Task goal — Select from the data all lines with the word "European".

═════ Entries ═════

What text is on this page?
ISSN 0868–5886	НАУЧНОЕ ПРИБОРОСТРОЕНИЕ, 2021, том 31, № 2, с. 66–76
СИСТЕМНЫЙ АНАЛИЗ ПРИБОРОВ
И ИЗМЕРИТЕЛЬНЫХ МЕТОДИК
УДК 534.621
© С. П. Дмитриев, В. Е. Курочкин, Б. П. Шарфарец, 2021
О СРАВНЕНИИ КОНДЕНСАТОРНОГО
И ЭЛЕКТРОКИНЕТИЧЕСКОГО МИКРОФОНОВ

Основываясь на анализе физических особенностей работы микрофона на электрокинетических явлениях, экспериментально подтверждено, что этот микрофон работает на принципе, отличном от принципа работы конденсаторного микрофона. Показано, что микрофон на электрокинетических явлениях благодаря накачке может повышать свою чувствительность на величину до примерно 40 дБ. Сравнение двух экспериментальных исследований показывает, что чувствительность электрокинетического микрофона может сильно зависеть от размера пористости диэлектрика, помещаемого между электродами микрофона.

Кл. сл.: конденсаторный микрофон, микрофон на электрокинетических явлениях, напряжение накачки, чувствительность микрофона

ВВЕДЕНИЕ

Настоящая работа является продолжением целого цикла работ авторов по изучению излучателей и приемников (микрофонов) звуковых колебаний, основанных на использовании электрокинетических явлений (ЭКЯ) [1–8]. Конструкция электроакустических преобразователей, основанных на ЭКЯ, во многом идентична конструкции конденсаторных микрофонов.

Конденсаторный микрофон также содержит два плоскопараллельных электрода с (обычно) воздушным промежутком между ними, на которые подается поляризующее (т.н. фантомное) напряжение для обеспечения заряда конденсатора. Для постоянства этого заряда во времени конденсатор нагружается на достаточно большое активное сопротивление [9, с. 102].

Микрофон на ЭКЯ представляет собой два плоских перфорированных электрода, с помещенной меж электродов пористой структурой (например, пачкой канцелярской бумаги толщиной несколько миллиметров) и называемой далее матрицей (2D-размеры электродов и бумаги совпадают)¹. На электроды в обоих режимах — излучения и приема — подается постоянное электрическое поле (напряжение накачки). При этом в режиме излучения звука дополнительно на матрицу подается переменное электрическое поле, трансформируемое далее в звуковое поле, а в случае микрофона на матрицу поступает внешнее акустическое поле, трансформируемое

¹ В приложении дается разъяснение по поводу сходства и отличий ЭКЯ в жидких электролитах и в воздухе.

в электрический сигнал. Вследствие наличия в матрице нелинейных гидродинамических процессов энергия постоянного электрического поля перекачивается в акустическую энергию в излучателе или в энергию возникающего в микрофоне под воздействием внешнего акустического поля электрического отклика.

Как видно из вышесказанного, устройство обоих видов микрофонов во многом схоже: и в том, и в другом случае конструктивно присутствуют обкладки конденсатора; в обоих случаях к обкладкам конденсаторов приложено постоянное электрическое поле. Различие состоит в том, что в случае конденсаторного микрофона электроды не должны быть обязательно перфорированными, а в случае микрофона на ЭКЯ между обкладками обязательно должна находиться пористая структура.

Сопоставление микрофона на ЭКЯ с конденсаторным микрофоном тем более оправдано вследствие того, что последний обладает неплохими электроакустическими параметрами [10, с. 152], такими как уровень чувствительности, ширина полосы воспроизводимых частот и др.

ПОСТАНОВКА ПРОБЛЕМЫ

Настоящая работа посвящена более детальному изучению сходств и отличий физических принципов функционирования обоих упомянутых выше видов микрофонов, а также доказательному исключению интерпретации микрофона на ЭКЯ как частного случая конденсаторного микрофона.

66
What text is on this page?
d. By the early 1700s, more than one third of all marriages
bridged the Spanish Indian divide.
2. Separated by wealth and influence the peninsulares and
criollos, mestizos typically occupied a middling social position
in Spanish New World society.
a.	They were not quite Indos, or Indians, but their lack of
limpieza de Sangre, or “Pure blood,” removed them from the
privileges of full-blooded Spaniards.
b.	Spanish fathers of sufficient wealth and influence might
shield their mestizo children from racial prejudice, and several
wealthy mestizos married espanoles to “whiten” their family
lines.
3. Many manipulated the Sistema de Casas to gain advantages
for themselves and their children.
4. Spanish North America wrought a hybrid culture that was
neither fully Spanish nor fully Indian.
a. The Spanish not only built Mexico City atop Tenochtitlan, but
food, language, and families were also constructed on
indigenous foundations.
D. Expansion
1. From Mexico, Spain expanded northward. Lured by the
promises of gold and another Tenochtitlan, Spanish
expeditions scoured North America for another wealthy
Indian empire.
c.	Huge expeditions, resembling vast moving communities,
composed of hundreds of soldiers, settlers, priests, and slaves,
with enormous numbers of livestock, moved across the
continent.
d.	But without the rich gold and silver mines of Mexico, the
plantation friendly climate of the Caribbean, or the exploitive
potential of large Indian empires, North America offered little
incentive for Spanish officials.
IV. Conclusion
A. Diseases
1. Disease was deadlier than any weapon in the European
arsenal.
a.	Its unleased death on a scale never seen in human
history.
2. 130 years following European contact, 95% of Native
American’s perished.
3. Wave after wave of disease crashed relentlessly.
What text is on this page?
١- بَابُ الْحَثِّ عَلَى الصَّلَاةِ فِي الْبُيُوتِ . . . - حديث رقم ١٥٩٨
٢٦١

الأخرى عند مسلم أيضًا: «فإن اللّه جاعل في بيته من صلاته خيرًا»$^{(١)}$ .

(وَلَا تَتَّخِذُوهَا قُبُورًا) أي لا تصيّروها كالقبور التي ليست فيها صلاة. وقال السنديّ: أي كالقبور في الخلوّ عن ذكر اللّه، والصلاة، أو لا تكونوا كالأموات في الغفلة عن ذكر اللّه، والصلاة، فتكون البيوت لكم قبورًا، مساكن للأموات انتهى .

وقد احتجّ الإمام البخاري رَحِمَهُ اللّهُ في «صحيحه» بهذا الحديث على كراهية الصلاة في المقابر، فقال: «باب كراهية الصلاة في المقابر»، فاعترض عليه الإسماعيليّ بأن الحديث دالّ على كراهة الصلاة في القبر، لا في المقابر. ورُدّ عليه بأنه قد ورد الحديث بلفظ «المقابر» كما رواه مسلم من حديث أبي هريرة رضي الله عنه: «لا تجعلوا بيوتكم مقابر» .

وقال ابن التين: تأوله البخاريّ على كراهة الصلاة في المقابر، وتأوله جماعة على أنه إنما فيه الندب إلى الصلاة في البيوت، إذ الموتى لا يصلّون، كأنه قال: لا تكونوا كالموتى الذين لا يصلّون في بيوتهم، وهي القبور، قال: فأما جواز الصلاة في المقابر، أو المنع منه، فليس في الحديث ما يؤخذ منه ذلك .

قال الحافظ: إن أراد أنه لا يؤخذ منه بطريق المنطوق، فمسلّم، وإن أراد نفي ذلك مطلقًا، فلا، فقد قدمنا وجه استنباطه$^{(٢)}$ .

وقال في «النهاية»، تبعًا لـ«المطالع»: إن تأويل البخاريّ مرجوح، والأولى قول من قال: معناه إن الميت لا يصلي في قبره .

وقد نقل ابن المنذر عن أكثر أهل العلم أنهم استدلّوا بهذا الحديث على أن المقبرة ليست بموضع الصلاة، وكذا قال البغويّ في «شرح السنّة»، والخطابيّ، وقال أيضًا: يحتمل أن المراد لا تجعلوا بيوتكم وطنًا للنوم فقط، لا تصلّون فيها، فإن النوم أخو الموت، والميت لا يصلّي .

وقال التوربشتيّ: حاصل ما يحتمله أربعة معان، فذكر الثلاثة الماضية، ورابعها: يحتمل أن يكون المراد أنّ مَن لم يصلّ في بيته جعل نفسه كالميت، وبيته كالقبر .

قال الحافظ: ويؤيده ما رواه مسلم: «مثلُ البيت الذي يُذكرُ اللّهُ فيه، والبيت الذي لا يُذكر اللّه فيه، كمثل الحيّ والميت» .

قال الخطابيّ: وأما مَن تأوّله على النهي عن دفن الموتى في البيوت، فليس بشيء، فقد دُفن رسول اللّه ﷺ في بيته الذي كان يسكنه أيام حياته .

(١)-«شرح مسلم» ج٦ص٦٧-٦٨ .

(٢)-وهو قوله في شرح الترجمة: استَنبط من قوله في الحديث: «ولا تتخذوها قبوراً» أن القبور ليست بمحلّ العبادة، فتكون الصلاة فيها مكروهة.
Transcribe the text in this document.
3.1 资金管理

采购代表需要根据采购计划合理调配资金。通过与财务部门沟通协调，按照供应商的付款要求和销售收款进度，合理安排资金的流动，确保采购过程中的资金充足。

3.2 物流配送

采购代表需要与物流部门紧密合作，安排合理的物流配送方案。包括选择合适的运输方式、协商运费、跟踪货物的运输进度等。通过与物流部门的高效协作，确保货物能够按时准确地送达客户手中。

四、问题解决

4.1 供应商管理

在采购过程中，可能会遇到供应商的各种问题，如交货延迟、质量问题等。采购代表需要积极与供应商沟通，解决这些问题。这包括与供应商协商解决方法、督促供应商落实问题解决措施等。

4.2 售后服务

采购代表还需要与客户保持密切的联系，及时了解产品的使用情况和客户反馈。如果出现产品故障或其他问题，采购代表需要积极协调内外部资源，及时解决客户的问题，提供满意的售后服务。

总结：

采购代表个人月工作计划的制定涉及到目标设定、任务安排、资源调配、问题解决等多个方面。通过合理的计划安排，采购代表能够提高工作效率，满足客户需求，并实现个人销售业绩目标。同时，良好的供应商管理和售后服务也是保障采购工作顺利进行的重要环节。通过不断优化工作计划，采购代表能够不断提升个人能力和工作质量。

═════

Solution for this task —
1. Disease was deadlier than any weapon in the European
2. 130 years following European contact, 95% of Native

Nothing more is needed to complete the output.